## What is needed:
Transcribe the listing below word for word.

## Raw records:
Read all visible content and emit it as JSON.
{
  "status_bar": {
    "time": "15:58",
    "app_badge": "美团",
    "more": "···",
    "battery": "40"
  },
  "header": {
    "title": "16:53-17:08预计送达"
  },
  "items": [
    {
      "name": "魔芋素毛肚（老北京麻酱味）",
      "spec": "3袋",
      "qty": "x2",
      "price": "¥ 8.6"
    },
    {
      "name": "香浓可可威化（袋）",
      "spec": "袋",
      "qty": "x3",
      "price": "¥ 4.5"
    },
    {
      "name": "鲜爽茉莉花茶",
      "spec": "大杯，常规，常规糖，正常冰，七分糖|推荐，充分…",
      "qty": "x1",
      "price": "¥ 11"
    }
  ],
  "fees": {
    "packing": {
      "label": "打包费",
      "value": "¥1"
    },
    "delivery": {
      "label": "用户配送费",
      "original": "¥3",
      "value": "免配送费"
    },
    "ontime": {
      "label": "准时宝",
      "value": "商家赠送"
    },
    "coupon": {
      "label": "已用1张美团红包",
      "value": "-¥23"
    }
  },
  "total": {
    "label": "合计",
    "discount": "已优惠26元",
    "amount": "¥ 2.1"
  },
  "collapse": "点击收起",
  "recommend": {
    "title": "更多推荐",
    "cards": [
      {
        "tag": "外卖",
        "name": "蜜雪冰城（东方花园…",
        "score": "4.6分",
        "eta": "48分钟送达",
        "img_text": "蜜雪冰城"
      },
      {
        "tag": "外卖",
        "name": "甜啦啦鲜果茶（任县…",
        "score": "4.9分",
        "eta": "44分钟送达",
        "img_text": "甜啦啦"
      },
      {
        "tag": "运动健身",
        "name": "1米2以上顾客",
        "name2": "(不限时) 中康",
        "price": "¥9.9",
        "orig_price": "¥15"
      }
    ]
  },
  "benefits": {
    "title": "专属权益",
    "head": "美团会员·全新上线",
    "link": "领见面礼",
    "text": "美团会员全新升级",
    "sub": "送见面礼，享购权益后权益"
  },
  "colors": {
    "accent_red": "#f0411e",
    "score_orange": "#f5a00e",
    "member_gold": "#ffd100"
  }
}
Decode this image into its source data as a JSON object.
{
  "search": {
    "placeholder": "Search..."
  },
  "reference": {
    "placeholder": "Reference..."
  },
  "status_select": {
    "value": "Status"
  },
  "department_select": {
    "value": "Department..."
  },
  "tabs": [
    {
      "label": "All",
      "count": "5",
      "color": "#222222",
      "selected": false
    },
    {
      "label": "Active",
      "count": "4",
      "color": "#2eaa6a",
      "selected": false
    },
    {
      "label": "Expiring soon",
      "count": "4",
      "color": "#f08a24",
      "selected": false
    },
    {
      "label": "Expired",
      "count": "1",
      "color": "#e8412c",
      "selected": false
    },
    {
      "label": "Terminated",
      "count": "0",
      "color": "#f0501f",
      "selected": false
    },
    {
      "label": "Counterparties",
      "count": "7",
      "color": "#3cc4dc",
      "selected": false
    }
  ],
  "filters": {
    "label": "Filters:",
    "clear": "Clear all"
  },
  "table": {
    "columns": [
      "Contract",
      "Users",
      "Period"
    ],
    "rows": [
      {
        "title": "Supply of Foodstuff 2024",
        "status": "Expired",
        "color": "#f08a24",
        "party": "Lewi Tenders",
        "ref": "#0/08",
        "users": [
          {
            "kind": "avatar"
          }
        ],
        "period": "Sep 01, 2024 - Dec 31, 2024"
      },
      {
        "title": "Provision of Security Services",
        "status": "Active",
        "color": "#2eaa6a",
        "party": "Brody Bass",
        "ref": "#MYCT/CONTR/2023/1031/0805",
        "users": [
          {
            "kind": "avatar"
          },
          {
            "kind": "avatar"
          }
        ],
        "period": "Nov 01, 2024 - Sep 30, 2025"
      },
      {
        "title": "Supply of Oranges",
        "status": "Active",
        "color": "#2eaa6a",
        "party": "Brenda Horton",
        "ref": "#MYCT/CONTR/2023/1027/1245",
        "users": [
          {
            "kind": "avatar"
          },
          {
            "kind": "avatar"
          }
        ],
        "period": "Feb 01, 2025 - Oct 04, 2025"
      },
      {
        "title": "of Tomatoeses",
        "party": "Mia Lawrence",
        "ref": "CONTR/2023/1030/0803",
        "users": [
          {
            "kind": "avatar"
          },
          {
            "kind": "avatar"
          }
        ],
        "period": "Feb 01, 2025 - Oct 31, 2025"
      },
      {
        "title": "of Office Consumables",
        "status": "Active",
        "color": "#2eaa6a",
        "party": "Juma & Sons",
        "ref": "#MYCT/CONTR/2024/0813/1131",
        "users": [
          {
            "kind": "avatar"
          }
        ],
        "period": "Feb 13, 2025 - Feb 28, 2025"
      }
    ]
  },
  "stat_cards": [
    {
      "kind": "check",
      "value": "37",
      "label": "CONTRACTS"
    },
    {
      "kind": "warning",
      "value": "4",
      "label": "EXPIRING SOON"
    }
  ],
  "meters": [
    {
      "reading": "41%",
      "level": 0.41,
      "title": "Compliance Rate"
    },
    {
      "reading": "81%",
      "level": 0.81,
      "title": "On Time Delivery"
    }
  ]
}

## Output for this task:
Read all visible content and emit it as JSON.
{
  "status_bar": {
    "time": "15:58",
    "app_badge": "美团",
    "more": "···",
    "battery": "40"
  },
  "header": {
    "title": "16:53-17:08预计送达"
  },
  "items": [
    {
      "name": "魔芋素毛肚（老北京麻酱味）",
      "spec": "3袋",
      "qty": "x2",
      "price": "¥ 8.6"
    },
    {
      "name": "香浓可可威化（袋）",
      "spec": "袋",
      "qty": "x3",
      "price": "¥ 4.5"
    },
    {
      "name": "鲜爽茉莉花茶",
      "spec": "大杯，常规，常规糖，正常冰，七分糖|推荐，充分…",
      "qty": "x1",
      "price": "¥ 11"
    }
  ],
  "fees": {
    "packing": {
      "label": "打包费",
      "value": "¥1"
    },
    "delivery": {
      "label": "用户配送费",
      "original": "¥3",
      "value": "免配送费"
    },
    "ontime": {
      "label": "准时宝",
      "value": "商家赠送"
    },
    "coupon": {
      "label": "已用1张美团红包",
      "value": "-¥23"
    }
  },
  "total": {
    "label": "合计",
    "discount": "已优惠26元",
    "amount": "¥ 2.1"
  },
  "collapse": "点击收起",
  "recommend": {
    "title": "更多推荐",
    "cards": [
      {
        "tag": "外卖",
        "name": "蜜雪冰城（东方花园…",
        "score": "4.6分",
        "eta": "48分钟送达",
        "img_text": "蜜雪冰城"
      },
      {
        "tag": "外卖",
        "name": "甜啦啦鲜果茶（任县…",
        "score": "4.9分",
        "eta": "44分钟送达",
        "img_text": "甜啦啦"
      },
      {
        "tag": "运动健身",
        "name": "1米2以上顾客",
        "name2": "(不限时) 中康",
        "price": "¥9.9",
        "orig_price": "¥15"
      }
    ]
  },
  "benefits": {
    "title": "专属权益",
    "head": "美团会员·全新上线",
    "link": "领见面礼",
    "text": "美团会员全新升级",
    "sub": "送见面礼，享购权益后权益"
  },
  "colors": {
    "accent_red": "#f0411e",
    "score_orange": "#f5a00e",
    "member_gold": "#ffd100"
  }
}
Decode this image into its source data as a JSON object.
{
  "search": {
    "placeholder": "Search..."
  },
  "reference": {
    "placeholder": "Reference..."
  },
  "status_select": {
    "value": "Status"
  },
  "department_select": {
    "value": "Department..."
  },
  "tabs": [
    {
      "label": "All",
      "count": "5",
      "color": "#222222",
      "selected": false
    },
    {
      "label": "Active",
      "count": "4",
      "color": "#2eaa6a",
      "selected": false
    },
    {
      "label": "Expiring soon",
      "count": "4",
      "color": "#f08a24",
      "selected": false
    },
    {
      "label": "Expired",
      "count": "1",
      "color": "#e8412c",
      "selected": false
    },
    {
      "label": "Terminated",
      "count": "0",
      "color": "#f0501f",
      "selected": false
    },
    {
      "label": "Counterparties",
      "count": "7",
      "color": "#3cc4dc",
      "selected": false
    }
  ],
  "filters": {
    "label": "Filters:",
    "clear": "Clear all"
  },
  "table": {
    "columns": [
      "Contract",
      "Users",
      "Period"
    ],
    "rows": [
      {
        "title": "Supply of Foodstuff 2024",
        "status": "Expired",
        "color": "#f08a24",
        "party": "Lewi Tenders",
        "ref": "#0/08",
        "users": [
          {
            "kind": "avatar"
          }
        ],
        "period": "Sep 01, 2024 - Dec 31, 2024"
      },
      {
        "title": "Provision of Security Services",
        "status": "Active",
        "color": "#2eaa6a",
        "party": "Brody Bass",
        "ref": "#MYCT/CONTR/2023/1031/0805",
        "users": [
          {
            "kind": "avatar"
          },
          {
            "kind": "avatar"
          }
        ],
        "period": "Nov 01, 2024 - Sep 30, 2025"
      },
      {
        "title": "Supply of Oranges",
        "status": "Active",
        "color": "#2eaa6a",
        "party": "Brenda Horton",
        "ref": "#MYCT/CONTR/2023/1027/1245",
        "users": [
          {
            "kind": "avatar"
          },
          {
            "kind": "avatar"
          }
        ],
        "period": "Feb 01, 2025 - Oct 04, 2025"
      },
      {
        "title": "of Tomatoeses",
        "party": "Mia Lawrence",
        "ref": "CONTR/2023/1030/0803",
        "users": [
          {
            "kind": "avatar"
          },
          {
            "kind": "avatar"
          }
        ],
        "period": "Feb 01, 2025 - Oct 31, 2025"
      },
      {
        "title": "of Office Consumables",
        "status": "Active",
        "color": "#2eaa6a",
        "party": "Juma & Sons",
        "ref": "#MYCT/CONTR/2024/0813/1131",
        "users": [
          {
            "kind": "avatar"
          }
        ],
        "period": "Feb 13, 2025 - Feb 28, 2025"
      }
    ]
  },
  "stat_cards": [
    {
      "kind": "check",
      "value": "37",
      "label": "CONTRACTS"
    },
    {
      "kind": "warning",
      "value": "4",
      "label": "EXPIRING SOON"
    }
  ],
  "meters": [
    {
      "reading": "41%",
      "level": 0.41,
      "title": "Compliance Rate"
    },
    {
      "reading": "81%",
      "level": 0.81,
      "title": "On Time Delivery"
    }
  ]
}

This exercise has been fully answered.